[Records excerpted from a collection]
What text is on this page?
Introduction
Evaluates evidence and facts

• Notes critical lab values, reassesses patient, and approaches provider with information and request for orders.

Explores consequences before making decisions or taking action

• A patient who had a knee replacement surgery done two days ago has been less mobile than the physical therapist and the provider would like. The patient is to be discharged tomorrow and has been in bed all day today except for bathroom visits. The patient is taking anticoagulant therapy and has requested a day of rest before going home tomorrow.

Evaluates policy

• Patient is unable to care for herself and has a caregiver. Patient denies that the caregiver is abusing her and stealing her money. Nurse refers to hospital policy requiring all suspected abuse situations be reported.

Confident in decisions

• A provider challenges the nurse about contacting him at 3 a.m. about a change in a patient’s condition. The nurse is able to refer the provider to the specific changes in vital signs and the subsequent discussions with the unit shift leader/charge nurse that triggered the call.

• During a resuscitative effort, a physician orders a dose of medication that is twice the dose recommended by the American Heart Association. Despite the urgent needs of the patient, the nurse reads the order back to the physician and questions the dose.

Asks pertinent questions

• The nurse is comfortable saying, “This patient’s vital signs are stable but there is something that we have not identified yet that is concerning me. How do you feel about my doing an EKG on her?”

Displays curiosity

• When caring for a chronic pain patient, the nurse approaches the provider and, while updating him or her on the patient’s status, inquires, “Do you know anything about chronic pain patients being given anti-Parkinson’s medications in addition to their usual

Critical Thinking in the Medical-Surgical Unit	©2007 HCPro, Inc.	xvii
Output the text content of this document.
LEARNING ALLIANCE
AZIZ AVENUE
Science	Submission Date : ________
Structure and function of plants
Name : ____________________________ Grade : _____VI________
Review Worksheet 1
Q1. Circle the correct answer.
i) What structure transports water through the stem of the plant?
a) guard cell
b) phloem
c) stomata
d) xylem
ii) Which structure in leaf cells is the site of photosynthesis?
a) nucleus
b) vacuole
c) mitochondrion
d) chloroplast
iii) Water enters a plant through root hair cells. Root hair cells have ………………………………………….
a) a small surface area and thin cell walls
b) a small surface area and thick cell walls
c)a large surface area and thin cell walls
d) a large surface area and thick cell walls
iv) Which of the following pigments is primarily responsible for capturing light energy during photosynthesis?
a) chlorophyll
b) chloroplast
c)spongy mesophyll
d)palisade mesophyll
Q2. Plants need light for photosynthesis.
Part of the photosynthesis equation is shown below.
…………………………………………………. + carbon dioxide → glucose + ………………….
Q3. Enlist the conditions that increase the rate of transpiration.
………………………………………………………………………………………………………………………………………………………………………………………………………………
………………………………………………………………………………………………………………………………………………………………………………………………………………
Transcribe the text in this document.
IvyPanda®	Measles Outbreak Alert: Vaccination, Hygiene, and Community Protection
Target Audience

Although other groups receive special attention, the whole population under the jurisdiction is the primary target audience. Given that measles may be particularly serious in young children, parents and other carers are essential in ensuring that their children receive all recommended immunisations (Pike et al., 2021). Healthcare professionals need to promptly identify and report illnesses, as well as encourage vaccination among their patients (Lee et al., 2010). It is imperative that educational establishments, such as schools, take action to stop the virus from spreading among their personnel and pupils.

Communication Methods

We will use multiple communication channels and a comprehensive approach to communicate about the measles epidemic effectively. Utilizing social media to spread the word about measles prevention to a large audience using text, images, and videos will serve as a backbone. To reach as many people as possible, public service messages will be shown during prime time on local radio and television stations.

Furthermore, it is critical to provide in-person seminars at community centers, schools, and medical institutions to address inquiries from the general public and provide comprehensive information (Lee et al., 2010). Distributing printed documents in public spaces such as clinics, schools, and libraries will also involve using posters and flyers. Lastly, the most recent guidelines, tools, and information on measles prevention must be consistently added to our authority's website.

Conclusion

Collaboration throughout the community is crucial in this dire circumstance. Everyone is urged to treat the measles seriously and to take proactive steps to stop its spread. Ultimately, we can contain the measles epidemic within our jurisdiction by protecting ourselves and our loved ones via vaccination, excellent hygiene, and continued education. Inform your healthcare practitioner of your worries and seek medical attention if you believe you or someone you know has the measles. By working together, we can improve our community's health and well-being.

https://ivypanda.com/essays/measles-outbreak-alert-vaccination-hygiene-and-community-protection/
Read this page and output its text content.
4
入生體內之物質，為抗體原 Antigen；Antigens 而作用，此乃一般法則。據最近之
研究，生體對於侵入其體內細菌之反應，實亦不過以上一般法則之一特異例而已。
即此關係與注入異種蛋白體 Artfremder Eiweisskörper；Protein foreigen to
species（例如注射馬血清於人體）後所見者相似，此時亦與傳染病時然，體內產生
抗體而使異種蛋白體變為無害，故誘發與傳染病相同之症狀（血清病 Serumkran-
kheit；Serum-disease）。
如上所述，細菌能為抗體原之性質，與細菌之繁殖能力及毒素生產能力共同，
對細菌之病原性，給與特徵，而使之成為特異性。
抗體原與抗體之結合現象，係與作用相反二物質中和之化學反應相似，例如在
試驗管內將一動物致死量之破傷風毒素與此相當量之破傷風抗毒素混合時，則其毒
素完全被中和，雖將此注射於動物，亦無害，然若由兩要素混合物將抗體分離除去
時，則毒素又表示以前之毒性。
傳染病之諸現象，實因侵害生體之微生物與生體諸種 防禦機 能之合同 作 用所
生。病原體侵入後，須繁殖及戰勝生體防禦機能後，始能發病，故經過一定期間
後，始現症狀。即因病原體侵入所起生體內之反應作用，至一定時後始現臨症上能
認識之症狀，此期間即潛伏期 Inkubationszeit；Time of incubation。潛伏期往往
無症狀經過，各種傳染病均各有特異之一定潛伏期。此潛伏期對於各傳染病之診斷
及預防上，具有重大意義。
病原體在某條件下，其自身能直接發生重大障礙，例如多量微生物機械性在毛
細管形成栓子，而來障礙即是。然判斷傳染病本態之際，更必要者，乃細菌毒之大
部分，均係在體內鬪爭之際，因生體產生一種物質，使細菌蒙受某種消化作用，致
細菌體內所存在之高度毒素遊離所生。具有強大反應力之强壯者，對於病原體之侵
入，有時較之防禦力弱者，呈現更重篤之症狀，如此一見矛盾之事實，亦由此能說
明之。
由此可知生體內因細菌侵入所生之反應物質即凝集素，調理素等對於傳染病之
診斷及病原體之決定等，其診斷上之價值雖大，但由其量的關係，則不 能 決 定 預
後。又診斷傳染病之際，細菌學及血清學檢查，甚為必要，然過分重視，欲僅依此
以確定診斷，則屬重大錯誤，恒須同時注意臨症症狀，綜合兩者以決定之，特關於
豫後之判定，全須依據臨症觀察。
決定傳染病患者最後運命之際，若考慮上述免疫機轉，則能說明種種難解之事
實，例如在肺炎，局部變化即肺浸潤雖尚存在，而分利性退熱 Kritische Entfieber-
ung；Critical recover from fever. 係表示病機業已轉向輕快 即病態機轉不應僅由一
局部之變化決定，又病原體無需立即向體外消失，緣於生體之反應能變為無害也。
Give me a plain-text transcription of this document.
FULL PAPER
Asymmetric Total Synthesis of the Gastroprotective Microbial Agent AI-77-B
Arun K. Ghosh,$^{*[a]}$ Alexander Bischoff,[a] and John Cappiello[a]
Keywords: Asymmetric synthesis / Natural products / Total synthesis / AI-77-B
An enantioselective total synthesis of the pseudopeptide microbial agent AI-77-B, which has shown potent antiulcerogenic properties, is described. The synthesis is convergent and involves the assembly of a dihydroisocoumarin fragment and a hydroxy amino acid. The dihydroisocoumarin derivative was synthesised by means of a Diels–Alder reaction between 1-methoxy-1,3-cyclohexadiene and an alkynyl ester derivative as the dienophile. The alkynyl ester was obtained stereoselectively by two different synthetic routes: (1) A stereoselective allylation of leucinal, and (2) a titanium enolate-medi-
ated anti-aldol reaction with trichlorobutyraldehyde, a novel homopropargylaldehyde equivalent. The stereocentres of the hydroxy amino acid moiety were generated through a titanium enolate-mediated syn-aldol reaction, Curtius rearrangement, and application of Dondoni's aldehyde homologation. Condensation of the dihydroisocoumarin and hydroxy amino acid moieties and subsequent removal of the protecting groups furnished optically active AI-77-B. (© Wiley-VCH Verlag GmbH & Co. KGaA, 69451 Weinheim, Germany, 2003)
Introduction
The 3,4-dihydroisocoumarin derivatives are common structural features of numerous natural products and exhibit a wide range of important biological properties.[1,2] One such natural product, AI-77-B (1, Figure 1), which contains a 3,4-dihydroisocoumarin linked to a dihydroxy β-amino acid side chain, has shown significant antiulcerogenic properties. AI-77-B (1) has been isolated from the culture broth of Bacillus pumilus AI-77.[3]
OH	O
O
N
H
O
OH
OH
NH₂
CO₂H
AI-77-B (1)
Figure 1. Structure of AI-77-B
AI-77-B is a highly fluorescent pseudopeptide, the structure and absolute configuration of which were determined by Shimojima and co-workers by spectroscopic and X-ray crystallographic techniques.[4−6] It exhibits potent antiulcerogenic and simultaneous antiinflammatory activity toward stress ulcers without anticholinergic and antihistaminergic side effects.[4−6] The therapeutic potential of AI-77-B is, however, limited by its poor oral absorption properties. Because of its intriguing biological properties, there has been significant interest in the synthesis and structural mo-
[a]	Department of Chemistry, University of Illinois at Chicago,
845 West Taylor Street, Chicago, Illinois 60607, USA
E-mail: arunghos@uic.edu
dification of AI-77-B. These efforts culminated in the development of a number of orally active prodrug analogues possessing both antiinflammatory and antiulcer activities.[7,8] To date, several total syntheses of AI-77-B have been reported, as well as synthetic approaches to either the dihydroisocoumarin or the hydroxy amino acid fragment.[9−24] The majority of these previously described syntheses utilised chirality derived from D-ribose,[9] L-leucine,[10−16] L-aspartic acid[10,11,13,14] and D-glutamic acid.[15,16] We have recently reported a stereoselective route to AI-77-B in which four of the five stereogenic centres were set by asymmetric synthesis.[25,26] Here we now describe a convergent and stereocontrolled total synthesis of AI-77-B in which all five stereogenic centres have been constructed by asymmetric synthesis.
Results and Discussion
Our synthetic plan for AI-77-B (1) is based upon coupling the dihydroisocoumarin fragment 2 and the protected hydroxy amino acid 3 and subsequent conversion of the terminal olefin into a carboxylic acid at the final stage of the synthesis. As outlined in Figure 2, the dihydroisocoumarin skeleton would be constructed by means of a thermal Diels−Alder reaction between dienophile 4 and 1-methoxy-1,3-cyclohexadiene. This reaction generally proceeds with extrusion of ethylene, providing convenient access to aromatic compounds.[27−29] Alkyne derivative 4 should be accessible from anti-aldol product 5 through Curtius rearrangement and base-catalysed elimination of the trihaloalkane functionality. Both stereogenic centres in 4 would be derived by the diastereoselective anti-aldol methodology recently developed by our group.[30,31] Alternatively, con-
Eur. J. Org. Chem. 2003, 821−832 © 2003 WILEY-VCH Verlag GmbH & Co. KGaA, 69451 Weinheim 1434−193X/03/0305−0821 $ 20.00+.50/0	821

Task objective: Looking at the data above, work out how many lines contain "know" and answer with the figure only.

Exercise result: 2